_Task prompt_.
Every record that follows must be duplicated exactly, with images left out.

_Material provided_.
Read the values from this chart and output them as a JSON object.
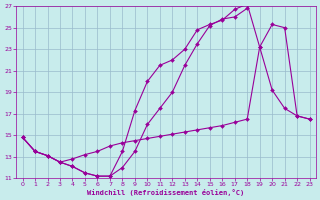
{
  "xlabel": "Windchill (Refroidissement éolien,°C)",
  "background_color": "#c8ecec",
  "grid_color": "#99bbcc",
  "line_color": "#990099",
  "xlim": [
    -0.5,
    23.5
  ],
  "ylim": [
    11,
    27
  ],
  "xticks": [
    0,
    1,
    2,
    3,
    4,
    5,
    6,
    7,
    8,
    9,
    10,
    11,
    12,
    13,
    14,
    15,
    16,
    17,
    18,
    19,
    20,
    21,
    22,
    23
  ],
  "yticks": [
    11,
    13,
    15,
    17,
    19,
    21,
    23,
    25,
    27
  ],
  "curve1_x": [
    0,
    1,
    2,
    3,
    4,
    5,
    6,
    7,
    8,
    9,
    10,
    11,
    12,
    13,
    14,
    15,
    16,
    17,
    18
  ],
  "curve1_y": [
    14.8,
    13.5,
    13.1,
    12.5,
    12.1,
    11.5,
    11.2,
    11.2,
    12.0,
    13.5,
    16.0,
    17.5,
    19.0,
    21.5,
    23.5,
    25.2,
    25.8,
    26.0,
    26.8
  ],
  "curve2_x": [
    0,
    1,
    2,
    3,
    4,
    5,
    6,
    7,
    8,
    9,
    10,
    11,
    12,
    13,
    14,
    15,
    16,
    17,
    18,
    19,
    20,
    21,
    22,
    23
  ],
  "curve2_y": [
    14.8,
    13.5,
    13.1,
    12.5,
    12.1,
    11.5,
    11.2,
    11.2,
    13.5,
    17.3,
    20.0,
    21.5,
    22.0,
    23.0,
    24.8,
    25.3,
    25.7,
    26.7,
    27.2,
    23.2,
    19.2,
    17.5,
    16.8,
    16.5
  ],
  "curve3_x": [
    0,
    1,
    2,
    3,
    4,
    5,
    6,
    7,
    8,
    9,
    10,
    11,
    12,
    13,
    14,
    15,
    16,
    17,
    18,
    19,
    20,
    21,
    22,
    23
  ],
  "curve3_y": [
    14.8,
    13.5,
    13.1,
    12.5,
    12.8,
    13.2,
    13.5,
    14.0,
    14.3,
    14.5,
    14.7,
    14.9,
    15.1,
    15.3,
    15.5,
    15.7,
    15.9,
    16.2,
    16.5,
    23.2,
    25.3,
    25.0,
    16.8,
    16.5
  ]
}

_Output for this task_.
Read the values from this chart and output them as a JSON object.
{
  "xlabel": "Windchill (Refroidissement éolien,°C)",
  "background_color": "#c8ecec",
  "grid_color": "#99bbcc",
  "line_color": "#990099",
  "xlim": [
    -0.5,
    23.5
  ],
  "ylim": [
    11,
    27
  ],
  "xticks": [
    0,
    1,
    2,
    3,
    4,
    5,
    6,
    7,
    8,
    9,
    10,
    11,
    12,
    13,
    14,
    15,
    16,
    17,
    18,
    19,
    20,
    21,
    22,
    23
  ],
  "yticks": [
    11,
    13,
    15,
    17,
    19,
    21,
    23,
    25,
    27
  ],
  "curve1_x": [
    0,
    1,
    2,
    3,
    4,
    5,
    6,
    7,
    8,
    9,
    10,
    11,
    12,
    13,
    14,
    15,
    16,
    17,
    18
  ],
  "curve1_y": [
    14.8,
    13.5,
    13.1,
    12.5,
    12.1,
    11.5,
    11.2,
    11.2,
    12.0,
    13.5,
    16.0,
    17.5,
    19.0,
    21.5,
    23.5,
    25.2,
    25.8,
    26.0,
    26.8
  ],
  "curve2_x": [
    0,
    1,
    2,
    3,
    4,
    5,
    6,
    7,
    8,
    9,
    10,
    11,
    12,
    13,
    14,
    15,
    16,
    17,
    18,
    19,
    20,
    21,
    22,
    23
  ],
  "curve2_y": [
    14.8,
    13.5,
    13.1,
    12.5,
    12.1,
    11.5,
    11.2,
    11.2,
    13.5,
    17.3,
    20.0,
    21.5,
    22.0,
    23.0,
    24.8,
    25.3,
    25.7,
    26.7,
    27.2,
    23.2,
    19.2,
    17.5,
    16.8,
    16.5
  ],
  "curve3_x": [
    0,
    1,
    2,
    3,
    4,
    5,
    6,
    7,
    8,
    9,
    10,
    11,
    12,
    13,
    14,
    15,
    16,
    17,
    18,
    19,
    20,
    21,
    22,
    23
  ],
  "curve3_y": [
    14.8,
    13.5,
    13.1,
    12.5,
    12.8,
    13.2,
    13.5,
    14.0,
    14.3,
    14.5,
    14.7,
    14.9,
    15.1,
    15.3,
    15.5,
    15.7,
    15.9,
    16.2,
    16.5,
    23.2,
    25.3,
    25.0,
    16.8,
    16.5
  ]
}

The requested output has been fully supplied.